# GIVEN PROBLEM:
Extract, from the records beneath this instruction, each line that contains the word "cereals".

# DATA ROWS:
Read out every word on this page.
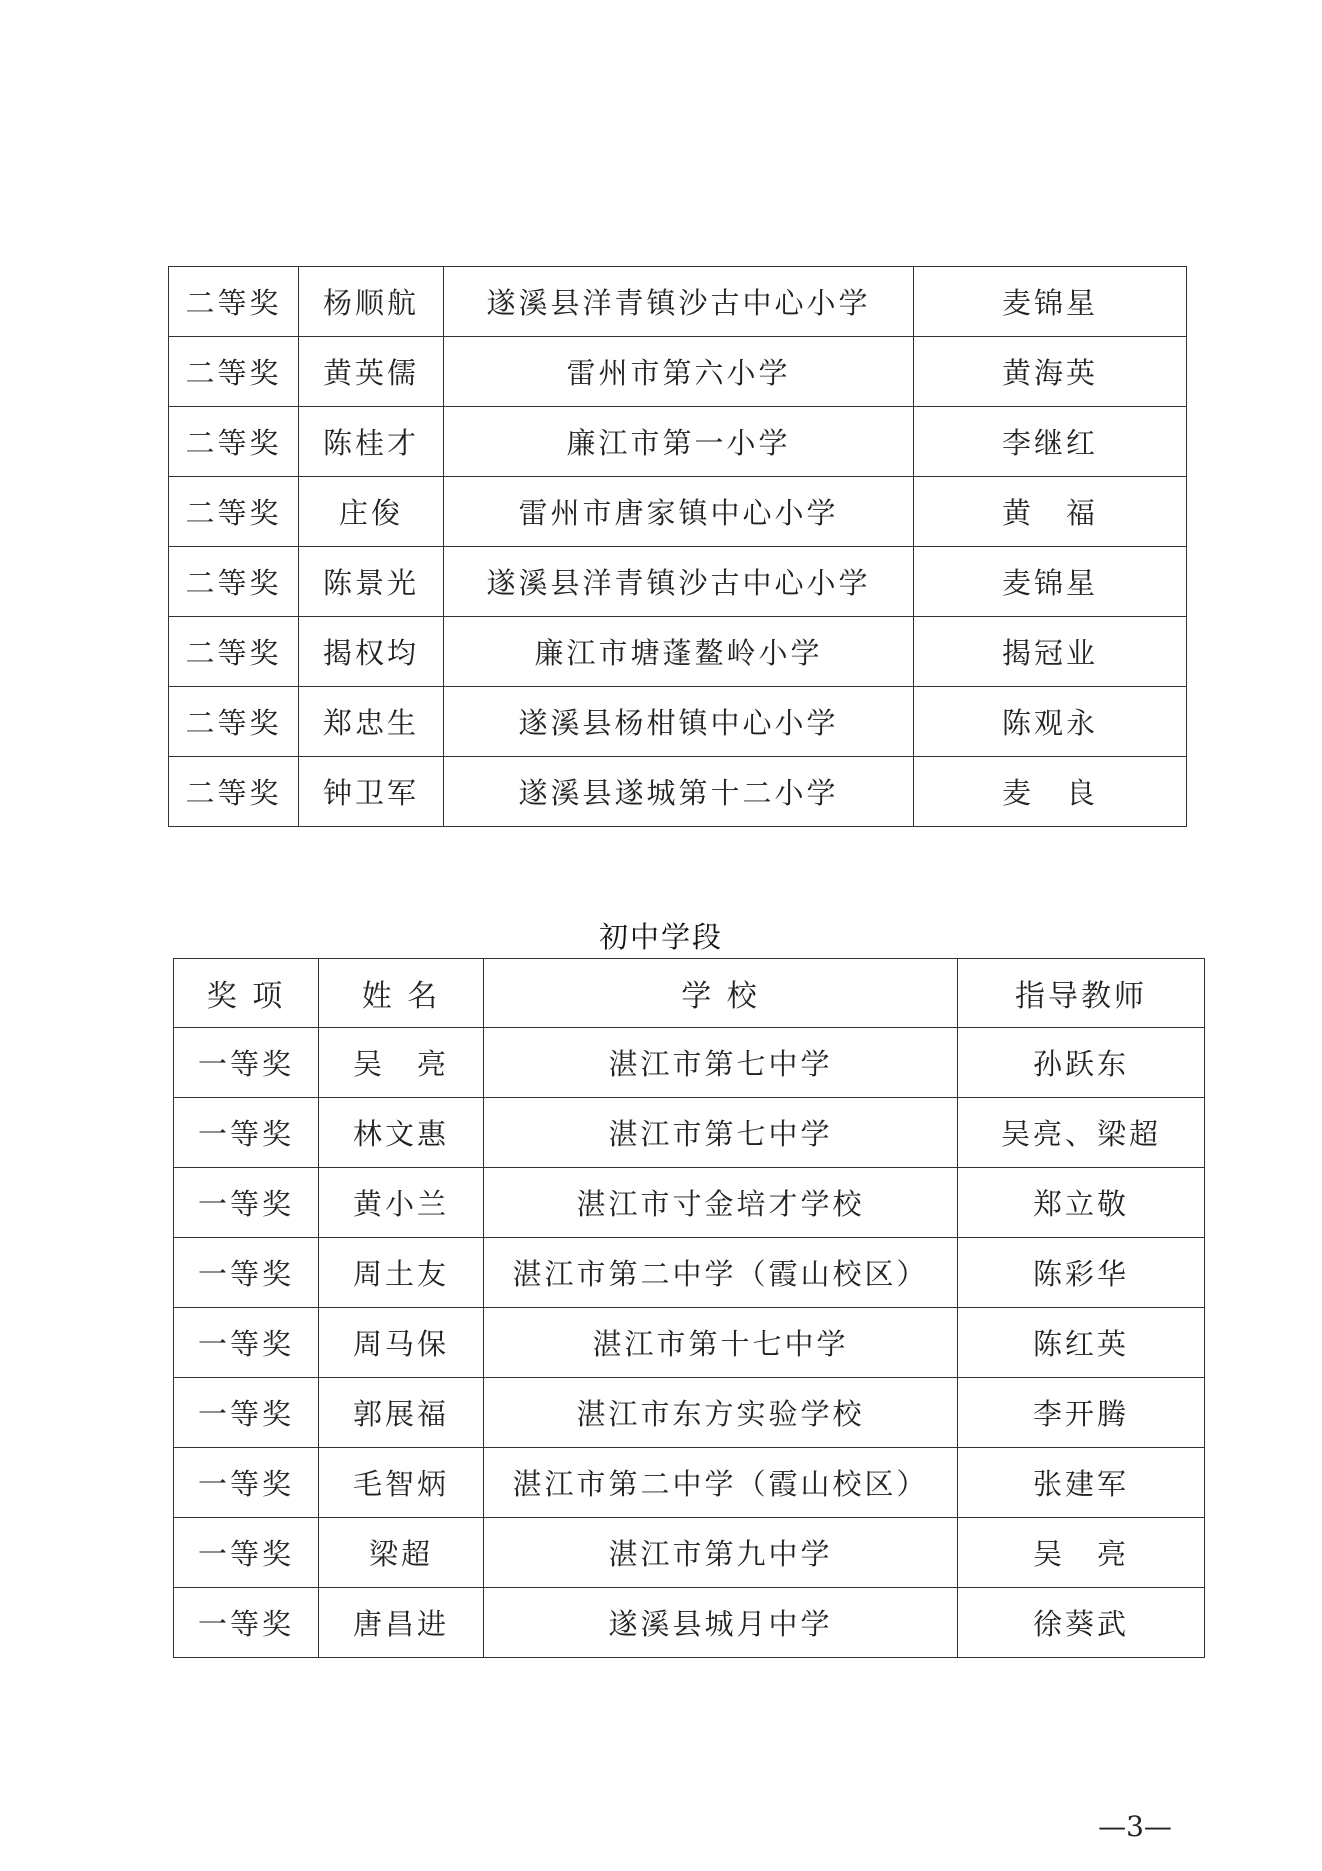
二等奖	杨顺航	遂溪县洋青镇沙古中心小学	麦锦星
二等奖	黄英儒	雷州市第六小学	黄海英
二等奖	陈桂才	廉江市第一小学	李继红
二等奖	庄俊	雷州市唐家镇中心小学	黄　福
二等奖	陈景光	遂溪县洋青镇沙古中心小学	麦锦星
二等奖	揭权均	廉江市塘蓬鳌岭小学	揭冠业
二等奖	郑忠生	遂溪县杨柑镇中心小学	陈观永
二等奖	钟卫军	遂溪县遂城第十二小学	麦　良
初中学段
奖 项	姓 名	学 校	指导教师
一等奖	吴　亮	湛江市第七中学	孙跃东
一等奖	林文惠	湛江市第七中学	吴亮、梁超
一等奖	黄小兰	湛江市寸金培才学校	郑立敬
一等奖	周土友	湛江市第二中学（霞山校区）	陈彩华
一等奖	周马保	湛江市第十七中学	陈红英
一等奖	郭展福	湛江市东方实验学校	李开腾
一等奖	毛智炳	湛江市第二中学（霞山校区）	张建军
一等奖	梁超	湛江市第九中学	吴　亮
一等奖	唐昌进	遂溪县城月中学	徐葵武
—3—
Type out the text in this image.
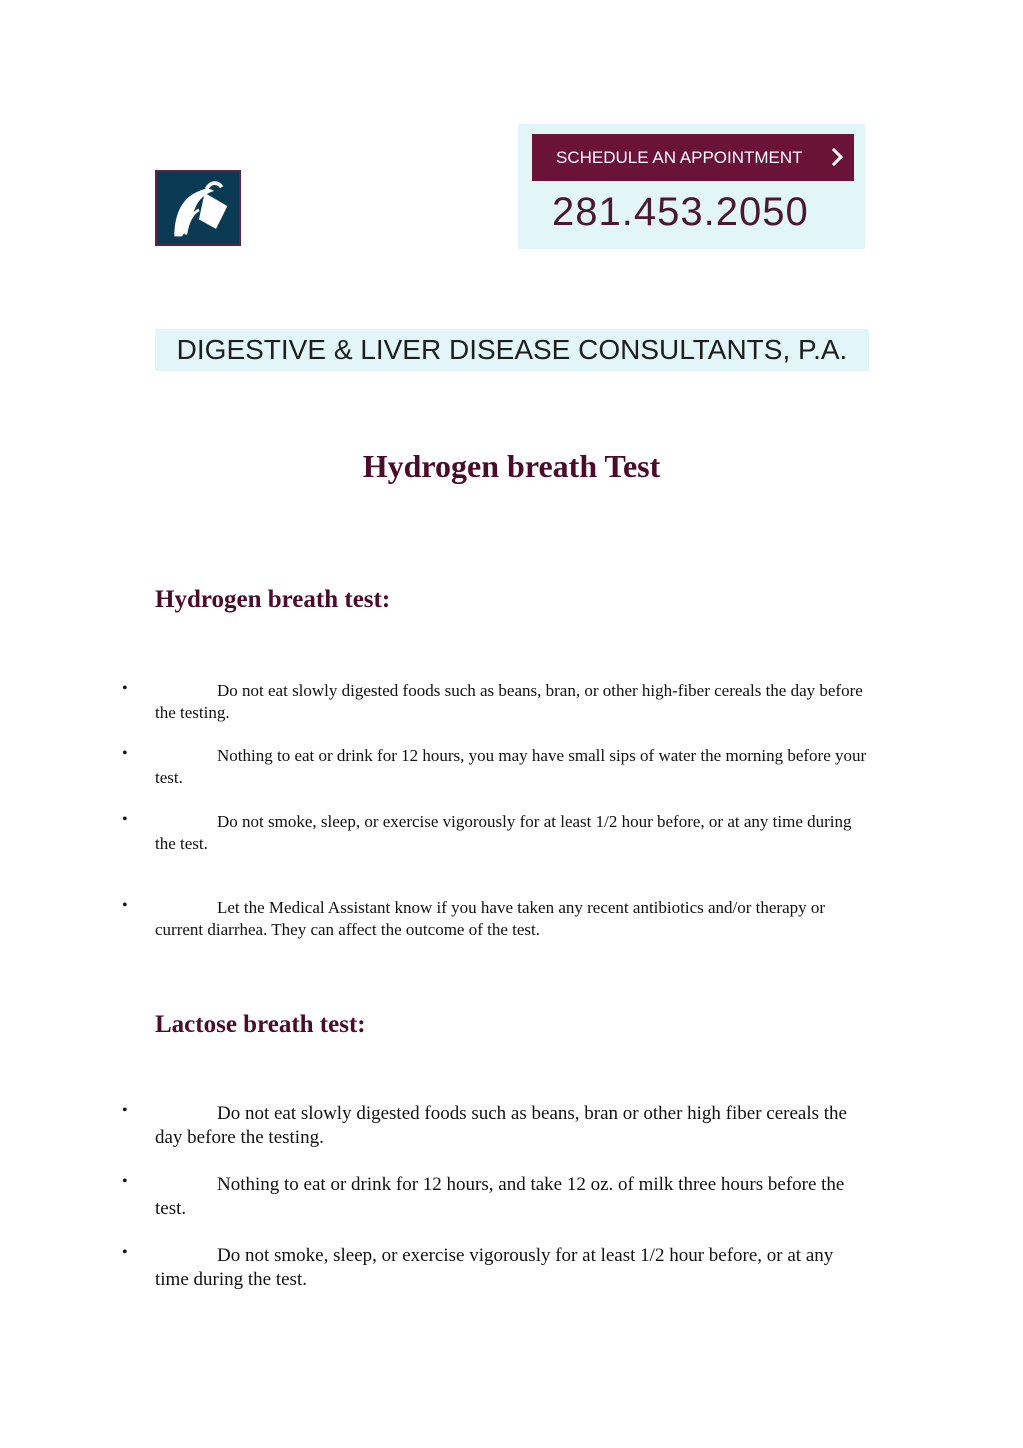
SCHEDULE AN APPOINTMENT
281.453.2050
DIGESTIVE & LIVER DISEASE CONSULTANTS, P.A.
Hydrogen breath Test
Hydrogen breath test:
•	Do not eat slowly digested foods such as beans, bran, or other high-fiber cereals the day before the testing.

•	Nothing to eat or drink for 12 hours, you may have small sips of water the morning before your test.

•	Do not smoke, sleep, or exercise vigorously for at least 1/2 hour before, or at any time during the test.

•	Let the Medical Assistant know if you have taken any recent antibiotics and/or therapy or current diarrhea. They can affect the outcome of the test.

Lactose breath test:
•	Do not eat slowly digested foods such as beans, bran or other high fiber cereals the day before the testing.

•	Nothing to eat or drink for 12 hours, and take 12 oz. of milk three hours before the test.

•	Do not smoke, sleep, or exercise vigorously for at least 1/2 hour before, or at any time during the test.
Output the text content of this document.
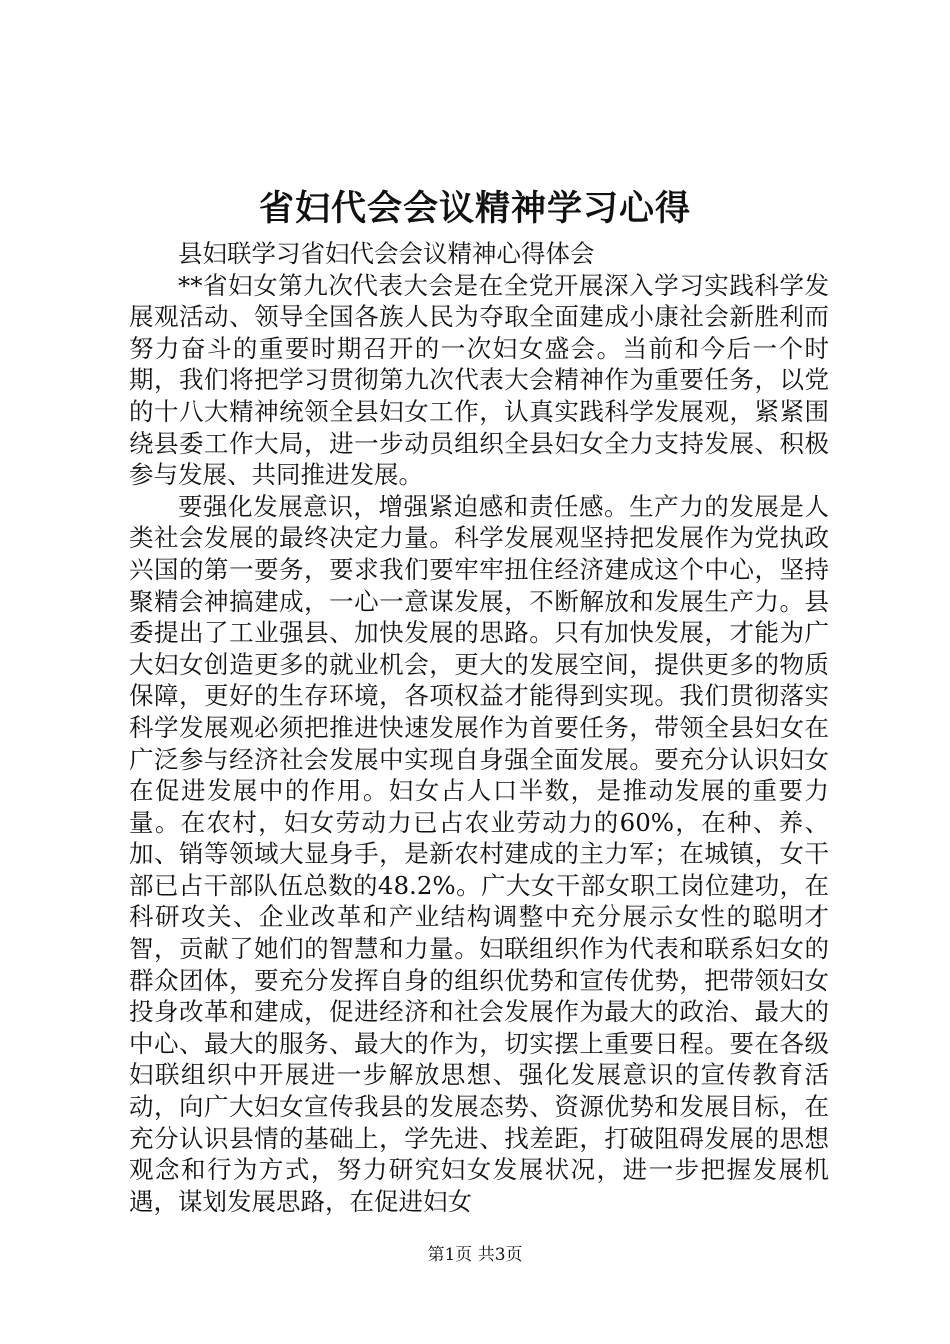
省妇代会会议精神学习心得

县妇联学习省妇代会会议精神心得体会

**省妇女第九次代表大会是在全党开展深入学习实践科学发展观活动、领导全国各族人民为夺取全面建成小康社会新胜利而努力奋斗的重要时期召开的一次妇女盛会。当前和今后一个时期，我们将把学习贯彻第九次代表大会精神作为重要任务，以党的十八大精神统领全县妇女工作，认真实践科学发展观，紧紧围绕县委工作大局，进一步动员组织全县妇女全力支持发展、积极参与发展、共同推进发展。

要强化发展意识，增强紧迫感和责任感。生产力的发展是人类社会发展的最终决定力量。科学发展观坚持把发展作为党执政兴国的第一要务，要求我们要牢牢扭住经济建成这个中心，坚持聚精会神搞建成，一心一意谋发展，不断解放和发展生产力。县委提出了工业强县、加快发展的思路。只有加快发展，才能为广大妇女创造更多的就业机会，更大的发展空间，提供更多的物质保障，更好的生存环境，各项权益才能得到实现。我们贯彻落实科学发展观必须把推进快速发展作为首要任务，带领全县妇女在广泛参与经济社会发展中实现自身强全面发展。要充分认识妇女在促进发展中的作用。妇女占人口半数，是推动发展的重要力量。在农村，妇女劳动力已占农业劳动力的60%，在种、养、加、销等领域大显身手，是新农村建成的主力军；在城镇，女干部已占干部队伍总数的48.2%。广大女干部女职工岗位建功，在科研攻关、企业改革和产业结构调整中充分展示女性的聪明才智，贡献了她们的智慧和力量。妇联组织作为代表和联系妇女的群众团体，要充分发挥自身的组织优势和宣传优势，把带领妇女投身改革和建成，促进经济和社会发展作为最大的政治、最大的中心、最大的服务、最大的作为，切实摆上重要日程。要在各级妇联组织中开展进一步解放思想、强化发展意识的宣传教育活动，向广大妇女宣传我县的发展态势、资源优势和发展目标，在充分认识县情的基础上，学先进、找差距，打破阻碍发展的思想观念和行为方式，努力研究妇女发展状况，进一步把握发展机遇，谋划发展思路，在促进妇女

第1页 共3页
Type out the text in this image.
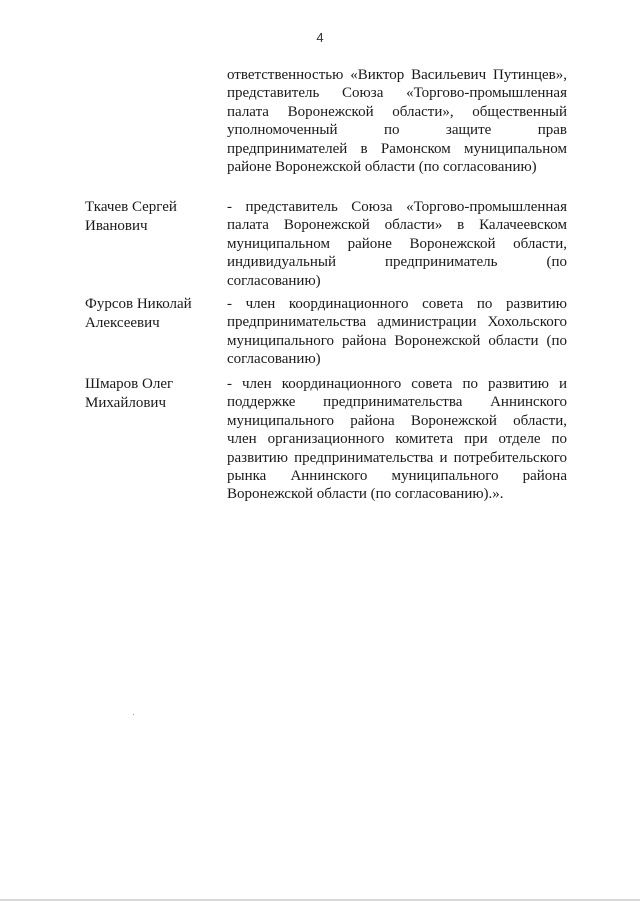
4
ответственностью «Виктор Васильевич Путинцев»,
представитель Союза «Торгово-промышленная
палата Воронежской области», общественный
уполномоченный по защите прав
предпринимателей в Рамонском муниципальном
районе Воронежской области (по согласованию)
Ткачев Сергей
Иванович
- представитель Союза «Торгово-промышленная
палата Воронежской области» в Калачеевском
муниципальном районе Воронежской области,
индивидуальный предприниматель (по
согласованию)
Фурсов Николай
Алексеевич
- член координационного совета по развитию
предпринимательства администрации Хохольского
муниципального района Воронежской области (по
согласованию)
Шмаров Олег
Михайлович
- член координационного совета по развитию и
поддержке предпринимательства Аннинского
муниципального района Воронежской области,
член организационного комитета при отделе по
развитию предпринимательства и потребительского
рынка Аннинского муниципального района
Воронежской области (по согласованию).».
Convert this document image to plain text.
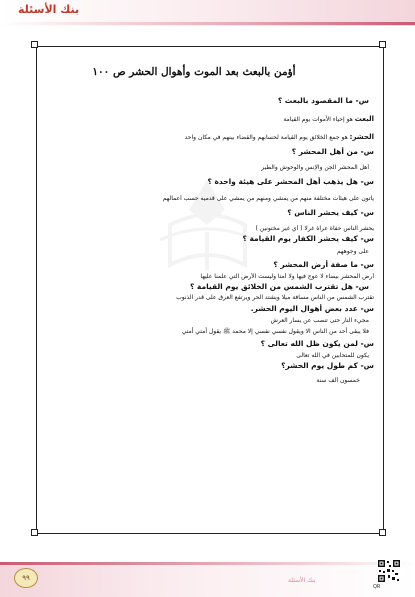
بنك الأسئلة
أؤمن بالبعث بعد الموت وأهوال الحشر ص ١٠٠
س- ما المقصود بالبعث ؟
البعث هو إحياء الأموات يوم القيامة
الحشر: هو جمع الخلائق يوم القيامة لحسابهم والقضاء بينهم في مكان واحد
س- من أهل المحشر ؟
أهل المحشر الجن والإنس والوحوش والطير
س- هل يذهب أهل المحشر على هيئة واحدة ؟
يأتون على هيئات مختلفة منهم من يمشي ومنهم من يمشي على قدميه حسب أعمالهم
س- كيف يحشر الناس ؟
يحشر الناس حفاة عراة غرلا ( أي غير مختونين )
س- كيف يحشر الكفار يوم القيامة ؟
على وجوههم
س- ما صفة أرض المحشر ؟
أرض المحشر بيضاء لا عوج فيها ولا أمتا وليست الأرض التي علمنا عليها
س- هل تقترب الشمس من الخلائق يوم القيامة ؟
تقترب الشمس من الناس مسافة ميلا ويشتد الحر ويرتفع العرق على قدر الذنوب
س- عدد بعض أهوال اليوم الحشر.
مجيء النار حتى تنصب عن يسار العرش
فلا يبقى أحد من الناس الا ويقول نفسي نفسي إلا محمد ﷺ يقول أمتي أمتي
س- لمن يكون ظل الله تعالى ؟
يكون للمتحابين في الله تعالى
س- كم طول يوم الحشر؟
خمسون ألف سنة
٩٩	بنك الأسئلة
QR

# TASK ANSWER:
•	Do not eat slowly digested foods such as beans, bran, or other high-fiber cereals the day before the testing.
•	Do not eat slowly digested foods such as beans, bran or other high fiber cereals the day before the testing.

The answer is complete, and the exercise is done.